## [Written request]
From the listing below, copy every line with the word "text".

Start Extracted entries

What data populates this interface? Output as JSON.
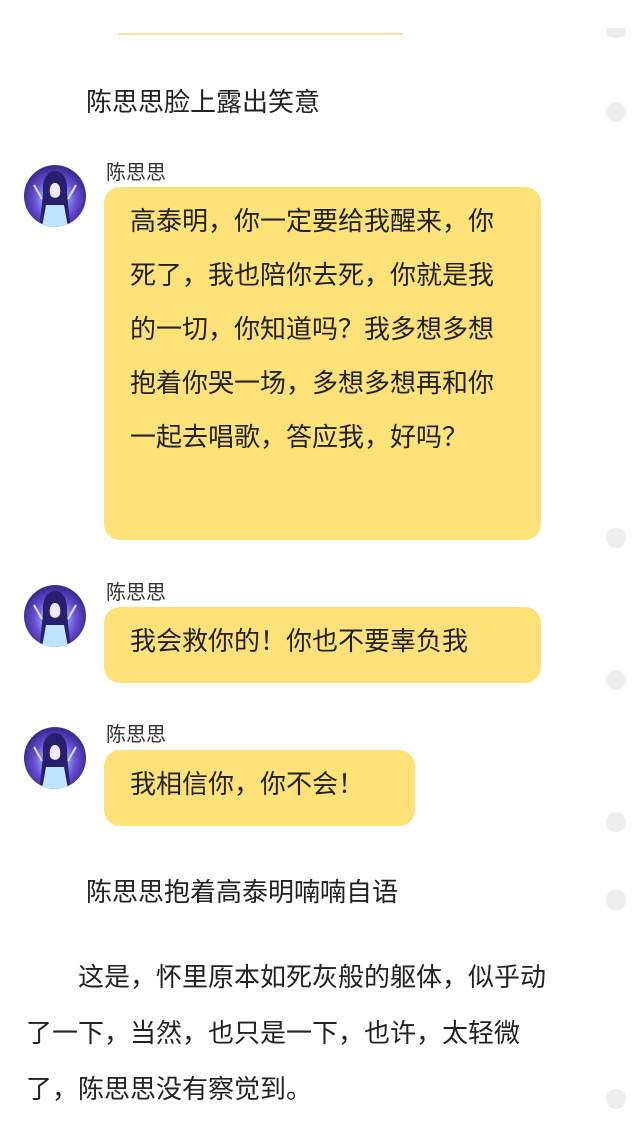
{
  "story": {
    "narration_1": "陈思思脸上露出笑意",
    "messages": [
      {
        "sender": "陈思思",
        "text": "高泰明，你一定要给我醒来，你死了，我也陪你去死，你就是我的一切，你知道吗？我多想多想抱着你哭一场，多想多想再和你一起去唱歌，答应我，好吗？"
      },
      {
        "sender": "陈思思",
        "text": "我会救你的！你也不要辜负我"
      },
      {
        "sender": "陈思思",
        "text": "我相信你，你不会！"
      }
    ],
    "narration_2": "陈思思抱着高泰明喃喃自语",
    "paragraph": "这是，怀里原本如死灰般的躯体，似乎动了一下，当然，也只是一下，也许，太轻微了，陈思思没有察觉到。"
  },
  "colors": {
    "bubble": "#fde27a",
    "side_dot": "#ededed",
    "divider": "#f3e6a6"
  },
  "icons": {
    "avatar": "anime-character-avatar-icon",
    "side_marker": "comment-dot-icon"
  }
}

End Extracted entries

## [The completed task]
        "text": "高泰明，你一定要给我醒来，你死了，我也陪你去死，你就是我的一切，你知道吗？我多想多想抱着你哭一场，多想多想再和你一起去唱歌，答应我，好吗？"
        "text": "我会救你的！你也不要辜负我"
        "text": "我相信你，你不会！"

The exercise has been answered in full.